• [Given passage]:
== == ==

Where were we? We were driving to Prague.

High speeds, snow and salt combine to form a delicious crust on ones windscreen. With our rental cars windscreen wiper water depleted and no visible way of opening the bonnet we stopped in a very quiet German town to find help. It took my legendary (useless at charades) skills to purchase a packet of chewing gum from a petrol station and discover no one spoke English. Luckily I was able to mime a car bonnet opening to a nearby builder and he helped us to open the bonnet and I filled up the aqua receptacle. Did I mention it was bloody cold?

The Czech border was interesting. It looked like it had once been an effective border control area. It was now was a bunch of kiosks where you could buy road user stickers and refuse getting your money exchanged by helpful Czech girls. There was a lot of snow on the ground.

The descent into Prague (you are driving down hill a lot) was unremarkable although I did spot a huge IKEA. I do admit feeling a bit of anxiety about driving into the city as every web page I read about being a tourist in Prague had stern warnings about driving a car into Prague. Some pages suggested leaving your car out of the city and using public transport to get in. Other pages said it would be crazy to take a car in and it would surely be stolen or broken into. Luckily I had not one but two women to listen to. Our GPS was a female. Gentlemen I am sure you will agree that more is always better and if you have two women giving you directions it has to be better than just one.

With our car safely stowed(salty sea dog talk) and our lodgings vetted(wordy writer words) it was time to explore Prague. Prague is an old city which has millions of visitors each year. It’s magic is in the way it allows itself to be discovered and its many delightful distractions. Prague is a city which has an interesting pulse. It’s pulse is kept pumping by a variety of things. Let me detail some of them.

== == ==

• [Stored data]:
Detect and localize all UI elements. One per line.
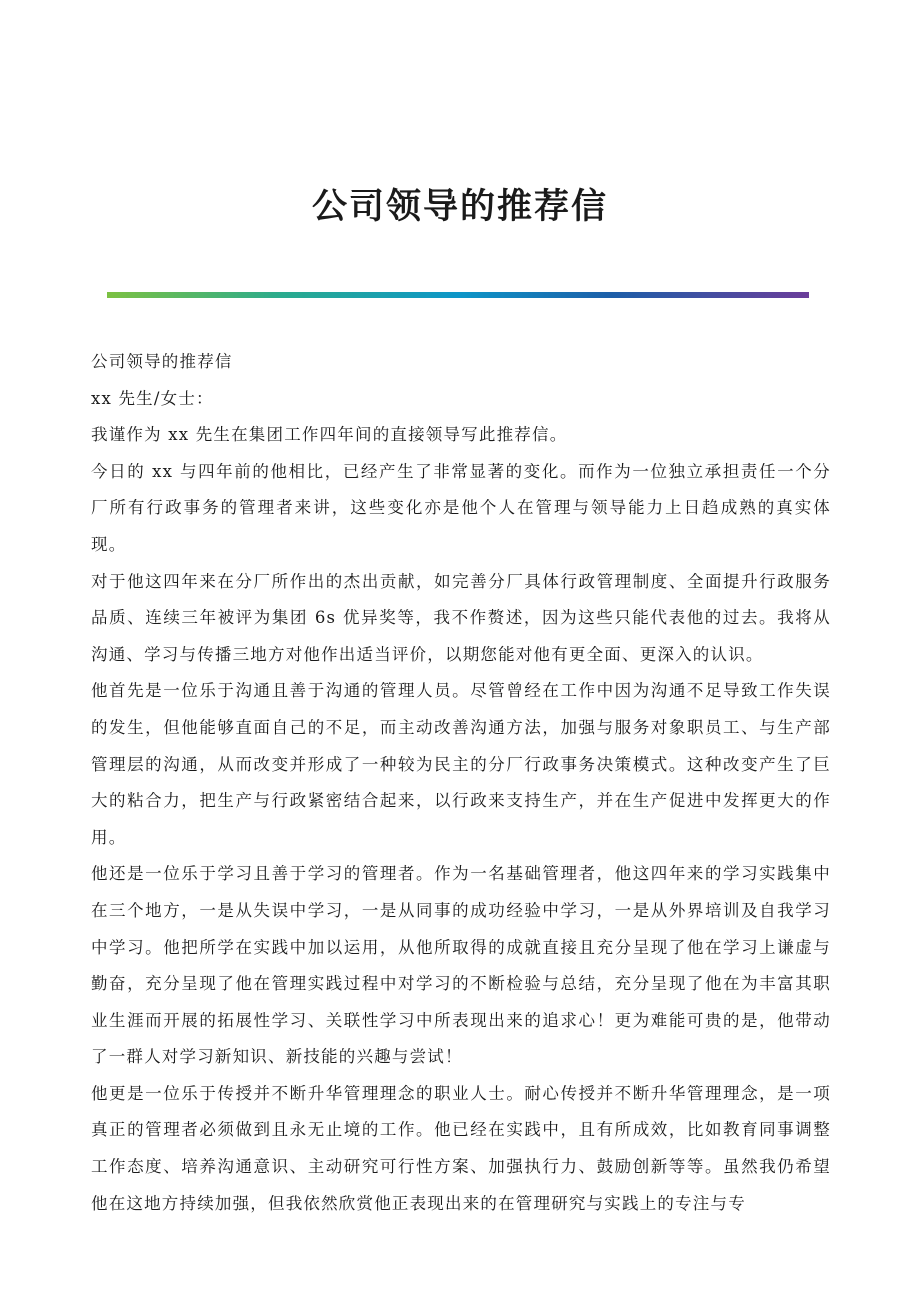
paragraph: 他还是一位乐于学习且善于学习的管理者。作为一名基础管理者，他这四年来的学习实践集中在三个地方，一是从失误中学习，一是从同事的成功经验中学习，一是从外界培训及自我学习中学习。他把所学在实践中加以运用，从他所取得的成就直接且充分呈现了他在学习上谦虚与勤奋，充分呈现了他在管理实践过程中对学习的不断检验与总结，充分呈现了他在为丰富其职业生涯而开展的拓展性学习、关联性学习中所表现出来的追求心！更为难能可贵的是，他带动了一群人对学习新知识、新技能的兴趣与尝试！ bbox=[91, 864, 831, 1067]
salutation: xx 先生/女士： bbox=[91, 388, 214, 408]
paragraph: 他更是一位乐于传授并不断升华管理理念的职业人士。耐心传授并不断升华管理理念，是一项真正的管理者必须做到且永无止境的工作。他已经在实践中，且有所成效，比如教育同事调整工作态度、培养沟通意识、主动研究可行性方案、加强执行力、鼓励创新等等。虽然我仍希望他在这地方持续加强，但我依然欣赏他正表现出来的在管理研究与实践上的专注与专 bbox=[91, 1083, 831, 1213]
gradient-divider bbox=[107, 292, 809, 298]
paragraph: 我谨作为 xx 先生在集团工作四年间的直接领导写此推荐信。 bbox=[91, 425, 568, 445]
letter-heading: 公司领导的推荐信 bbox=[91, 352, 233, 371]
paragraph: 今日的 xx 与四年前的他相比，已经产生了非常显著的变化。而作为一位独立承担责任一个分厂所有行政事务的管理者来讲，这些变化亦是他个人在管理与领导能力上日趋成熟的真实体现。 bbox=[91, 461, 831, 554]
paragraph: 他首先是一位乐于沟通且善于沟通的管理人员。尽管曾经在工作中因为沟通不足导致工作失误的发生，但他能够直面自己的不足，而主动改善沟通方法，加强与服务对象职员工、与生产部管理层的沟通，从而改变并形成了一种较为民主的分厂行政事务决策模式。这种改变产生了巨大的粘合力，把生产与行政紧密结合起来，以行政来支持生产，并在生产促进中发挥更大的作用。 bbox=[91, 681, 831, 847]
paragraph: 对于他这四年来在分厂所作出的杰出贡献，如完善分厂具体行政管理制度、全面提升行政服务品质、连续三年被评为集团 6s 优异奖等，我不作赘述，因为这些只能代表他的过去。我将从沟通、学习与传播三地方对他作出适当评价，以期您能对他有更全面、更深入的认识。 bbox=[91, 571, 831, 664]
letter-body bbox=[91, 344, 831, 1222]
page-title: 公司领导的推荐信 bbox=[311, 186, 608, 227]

== == ==

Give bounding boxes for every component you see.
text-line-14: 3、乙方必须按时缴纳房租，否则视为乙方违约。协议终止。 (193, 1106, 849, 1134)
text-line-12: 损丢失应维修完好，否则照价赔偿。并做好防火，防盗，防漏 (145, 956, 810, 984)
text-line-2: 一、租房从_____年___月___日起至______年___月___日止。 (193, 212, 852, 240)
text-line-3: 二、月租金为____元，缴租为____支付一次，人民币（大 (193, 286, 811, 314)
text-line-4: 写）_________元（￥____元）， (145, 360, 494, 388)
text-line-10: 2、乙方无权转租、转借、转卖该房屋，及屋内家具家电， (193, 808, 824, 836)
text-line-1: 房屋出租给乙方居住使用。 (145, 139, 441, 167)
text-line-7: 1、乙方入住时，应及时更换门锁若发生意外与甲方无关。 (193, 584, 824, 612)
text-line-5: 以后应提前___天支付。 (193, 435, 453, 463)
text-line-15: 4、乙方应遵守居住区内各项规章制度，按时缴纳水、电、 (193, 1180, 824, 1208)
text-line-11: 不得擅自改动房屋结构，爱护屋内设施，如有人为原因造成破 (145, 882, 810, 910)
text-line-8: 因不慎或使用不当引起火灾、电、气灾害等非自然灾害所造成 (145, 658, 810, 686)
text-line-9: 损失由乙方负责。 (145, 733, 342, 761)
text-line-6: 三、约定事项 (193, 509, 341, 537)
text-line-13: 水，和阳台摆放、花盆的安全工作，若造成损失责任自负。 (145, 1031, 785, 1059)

== == ==

• [What to do]:
• 1. In the Prague travel account, what large store did the writer spot on the descent into Prague?
• 2. Write out the Prague travel account starting with "Where were we?" and going on through "on the ground.", swapping "bonnet" for "hood".
The material is not needed here.

• [Task answers]:
• 1. A huge IKEA.

• 2.
Where were we? We were driving to Prague.

High speeds, snow and salt combine to form a delicious crust on ones windscreen. With our rental cars windscreen wiper water depleted and no visible way of opening the hood we stopped in a very quiet German town to find help. It took my legendary (useless at charades) skills to purchase a packet of chewing gum from a petrol station and discover no one spoke English. Luckily I was able to mime a car hood opening to a nearby builder and he helped us to open the hood and I filled up the aqua receptacle. Did I mention it was bloody cold?

The Czech border was interesting. It looked like it had once been an effective border control area. It was now was a bunch of kiosks where you could buy road user stickers and refuse getting your money exchanged by helpful Czech girls. There was a lot of snow on the ground.